## EXCERPTED RECORDS
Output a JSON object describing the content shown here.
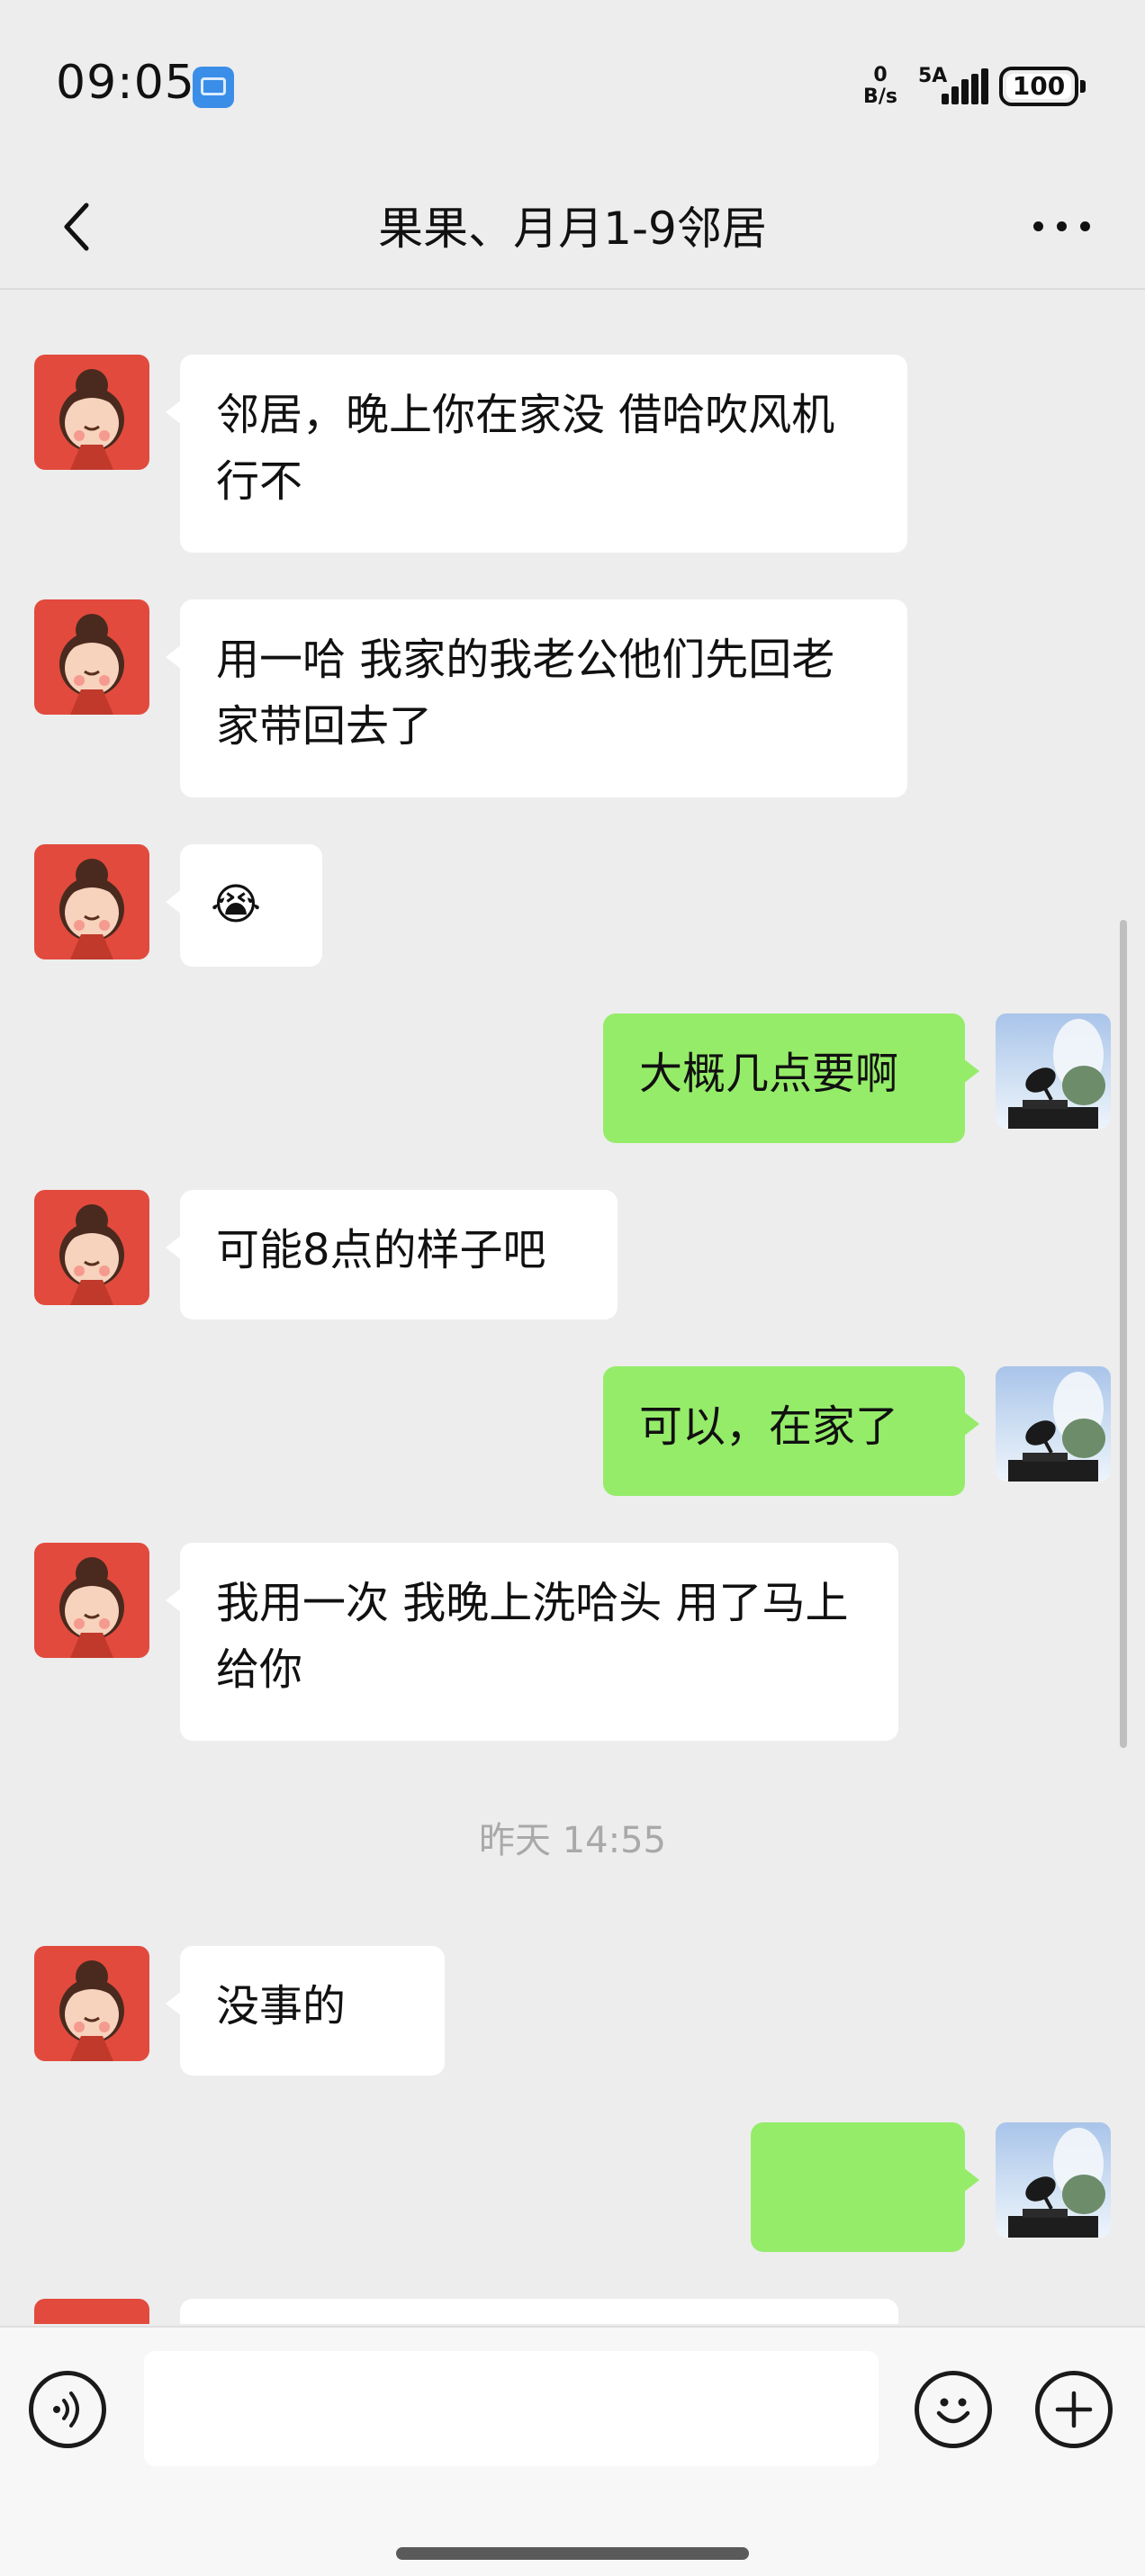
{
  "status_bar": {
    "time": "09:05",
    "net_speed_value": "0",
    "net_speed_unit": "B/s",
    "network_label": "5A",
    "battery": "100"
  },
  "header": {
    "title": "果果、月月1-9邻居"
  },
  "messages": [
    {
      "side": "in",
      "text": "邻居，晚上你在家没  借哈吹风机行不"
    },
    {
      "side": "in",
      "text": "用一哈  我家的我老公他们先回老家带回去了"
    },
    {
      "side": "in",
      "text": "😭"
    },
    {
      "side": "out",
      "text": "大概几点要啊"
    },
    {
      "side": "in",
      "text": "可能8点的样子吧"
    },
    {
      "side": "out",
      "text": "可以，在家了"
    },
    {
      "side": "in",
      "text": "我用一次   我晚上洗哈头  用了马上给你"
    },
    {
      "side": "out",
      "text": "没事的"
    }
  ],
  "timestamp": "昨天 14:55",
  "colors": {
    "background": "#ededed",
    "incoming_bubble": "#ffffff",
    "outgoing_bubble": "#95ec69",
    "incoming_avatar": "#e24a3d"
  },
  "input_bar": {
    "voice_icon": "voice-icon",
    "emoji_icon": "emoji-icon",
    "plus_icon": "plus-icon",
    "input_value": ""
  }
}
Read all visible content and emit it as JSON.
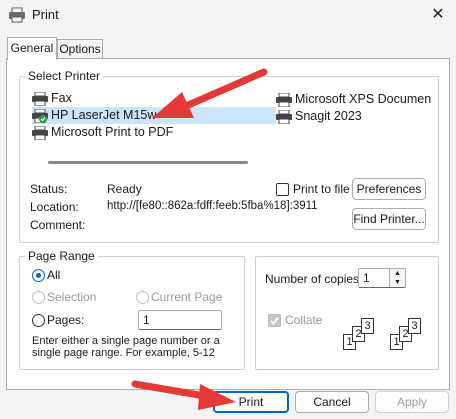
{
  "window": {
    "title": "Print",
    "close_glyph": "✕"
  },
  "tabs": [
    {
      "label": "General",
      "active": true
    },
    {
      "label": "Options",
      "active": false
    }
  ],
  "select_printer": {
    "label": "Select Printer",
    "printers": [
      {
        "name": "Fax",
        "status_icon": "none"
      },
      {
        "name": "HP LaserJet M15w",
        "status_icon": "default-check",
        "selected": true
      },
      {
        "name": "Microsoft Print to PDF",
        "status_icon": "none"
      },
      {
        "name": "Microsoft XPS Documen",
        "status_icon": "none"
      },
      {
        "name": "Snagit 2023",
        "status_icon": "none"
      }
    ],
    "status_label": "Status:",
    "status_value": "Ready",
    "location_label": "Location:",
    "location_value": "http://[fe80::862a:fdff:feeb:5fba%18]:3911",
    "comment_label": "Comment:",
    "comment_value": "",
    "print_to_file_label": "Print to file",
    "print_to_file_checked": false,
    "preferences_label": "Preferences",
    "find_printer_label": "Find Printer..."
  },
  "page_range": {
    "label": "Page Range",
    "all_label": "All",
    "selection_label": "Selection",
    "current_page_label": "Current Page",
    "pages_label": "Pages:",
    "pages_value": "1",
    "selected_option": "All",
    "hint": "Enter either a single page number or a single page range.  For example, 5-12"
  },
  "copies": {
    "label": "Number of copies:",
    "value": "1",
    "collate_label": "Collate",
    "collate_checked": true,
    "collate_disabled": true,
    "collate_pages": [
      "1",
      "2",
      "3"
    ]
  },
  "footer": {
    "print_label": "Print",
    "cancel_label": "Cancel",
    "apply_label": "Apply"
  },
  "colors": {
    "accent": "#0067c0",
    "selection": "#cce4f7",
    "arrow": "#e53935",
    "dialog_bg": "#f3f3f3"
  }
}
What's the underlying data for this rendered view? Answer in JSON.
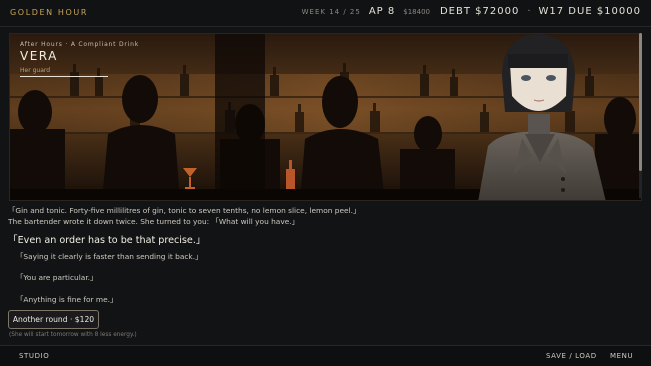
{
  "topbar": {
    "title": "GOLDEN HOUR",
    "week": "WEEK 14 / 25",
    "ap": "AP 8",
    "money": "$18400",
    "debt": "DEBT $72000",
    "separator": "·",
    "due": "W17 DUE $10000"
  },
  "scene": {
    "chapter": "After Hours · A Compliant Drink",
    "character_name": "VERA",
    "character_role": "Her guard"
  },
  "dialogue": {
    "line1": "「Gin and tonic. Forty-five millilitres of gin, tonic to seven tenths, no lemon slice, lemon peel.」",
    "line2": "The bartender wrote it down twice. She turned to you: 「What will you have.」",
    "emphasis": "「Even an order has to be that precise.」"
  },
  "choices": [
    "「Saying it clearly is faster than sending it back.」",
    "「You are particular.」",
    "「Anything is fine for me.」"
  ],
  "action": {
    "label": "Another round · $120",
    "note": "(She will start tomorrow with 8 less energy.)"
  },
  "bottombar": {
    "studio": "STUDIO",
    "save_load": "SAVE / LOAD",
    "menu": "MENU"
  },
  "colors": {
    "accent_gold": "#c9a45a",
    "background": "#121315",
    "text": "#d8d4cc"
  }
}
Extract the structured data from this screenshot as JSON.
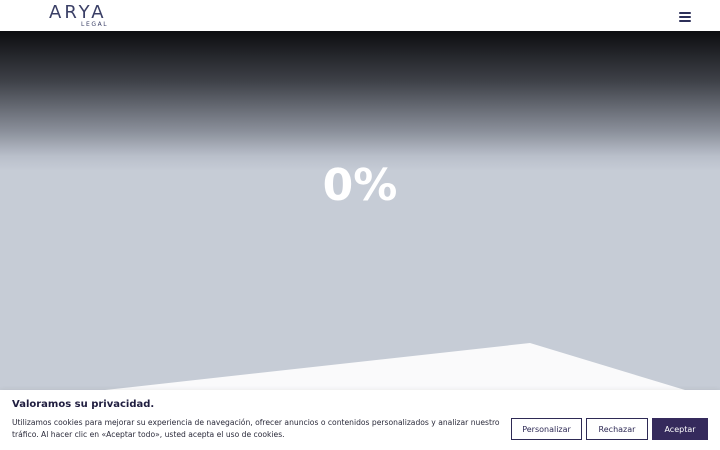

## AIM OF THE EXERCISE
Without the pictures, write out the whole listing above exactly as it appears.

## OUTPUT BELOW
Output a JSON object describing the content shown here.
{
  "status_bar": {
    "time": "09:05",
    "net_speed_value": "0",
    "net_speed_unit": "B/s",
    "network_label": "5A",
    "battery": "100"
  },
  "header": {
    "title": "果果、月月1-9邻居"
  },
  "messages": [
    {
      "side": "in",
      "text": "邻居，晚上你在家没  借哈吹风机行不"
    },
    {
      "side": "in",
      "text": "用一哈  我家的我老公他们先回老家带回去了"
    },
    {
      "side": "in",
      "text": "😭"
    },
    {
      "side": "out",
      "text": "大概几点要啊"
    },
    {
      "side": "in",
      "text": "可能8点的样子吧"
    },
    {
      "side": "out",
      "text": "可以，在家了"
    },
    {
      "side": "in",
      "text": "我用一次   我晚上洗哈头  用了马上给你"
    },
    {
      "side": "out",
      "text": "没事的"
    }
  ],
  "timestamp": "昨天 14:55",
  "colors": {
    "background": "#ededed",
    "incoming_bubble": "#ffffff",
    "outgoing_bubble": "#95ec69",
    "incoming_avatar": "#e24a3d"
  },
  "input_bar": {
    "voice_icon": "voice-icon",
    "emoji_icon": "emoji-icon",
    "plus_icon": "plus-icon",
    "input_value": ""
  }
}
Read all visible content and emit it as JSON.
{
  "window": {
    "title": "Print",
    "close_glyph": "✕"
  },
  "tabs": [
    {
      "label": "General",
      "active": true
    },
    {
      "label": "Options",
      "active": false
    }
  ],
  "select_printer": {
    "label": "Select Printer",
    "printers": [
      {
        "name": "Fax",
        "status_icon": "none"
      },
      {
        "name": "HP LaserJet M15w",
        "status_icon": "default-check",
        "selected": true
      },
      {
        "name": "Microsoft Print to PDF",
        "status_icon": "none"
      },
      {
        "name": "Microsoft XPS Documen",
        "status_icon": "none"
      },
      {
        "name": "Snagit 2023",
        "status_icon": "none"
      }
    ],
    "status_label": "Status:",
    "status_value": "Ready",
    "location_label": "Location:",
    "location_value": "http://[fe80::862a:fdff:feeb:5fba%18]:3911",
    "comment_label": "Comment:",
    "comment_value": "",
    "print_to_file_label": "Print to file",
    "print_to_file_checked": false,
    "preferences_label": "Preferences",
    "find_printer_label": "Find Printer..."
  },
  "page_range": {
    "label": "Page Range",
    "all_label": "All",
    "selection_label": "Selection",
    "current_page_label": "Current Page",
    "pages_label": "Pages:",
    "pages_value": "1",
    "selected_option": "All",
    "hint": "Enter either a single page number or a single page range.  For example, 5-12"
  },
  "copies": {
    "label": "Number of copies:",
    "value": "1",
    "collate_label": "Collate",
    "collate_checked": true,
    "collate_disabled": true,
    "collate_pages": [
      "1",
      "2",
      "3"
    ]
  },
  "footer": {
    "print_label": "Print",
    "cancel_label": "Cancel",
    "apply_label": "Apply"
  },
  "colors": {
    "accent": "#0067c0",
    "selection": "#cce4f7",
    "arrow": "#e53935",
    "dialog_bg": "#f3f3f3"
  }
}
What's the underlying data for this rendered view? Answer in JSON.
{
  "topbar": {
    "title": "GOLDEN HOUR",
    "week": "WEEK 14 / 25",
    "ap": "AP 8",
    "money": "$18400",
    "debt": "DEBT $72000",
    "separator": "·",
    "due": "W17 DUE $10000"
  },
  "scene": {
    "chapter": "After Hours · A Compliant Drink",
    "character_name": "VERA",
    "character_role": "Her guard"
  },
  "dialogue": {
    "line1": "「Gin and tonic. Forty-five millilitres of gin, tonic to seven tenths, no lemon slice, lemon peel.」",
    "line2": "The bartender wrote it down twice. She turned to you: 「What will you have.」",
    "emphasis": "「Even an order has to be that precise.」"
  },
  "choices": [
    "「Saying it clearly is faster than sending it back.」",
    "「You are particular.」",
    "「Anything is fine for me.」"
  ],
  "action": {
    "label": "Another round · $120",
    "note": "(She will start tomorrow with 8 less energy.)"
  },
  "bottombar": {
    "studio": "STUDIO",
    "save_load": "SAVE / LOAD",
    "menu": "MENU"
  },
  "colors": {
    "accent_gold": "#c9a45a",
    "background": "#121315",
    "text": "#d8d4cc"
  }
}
Extract the structured data from this screenshot as JSON.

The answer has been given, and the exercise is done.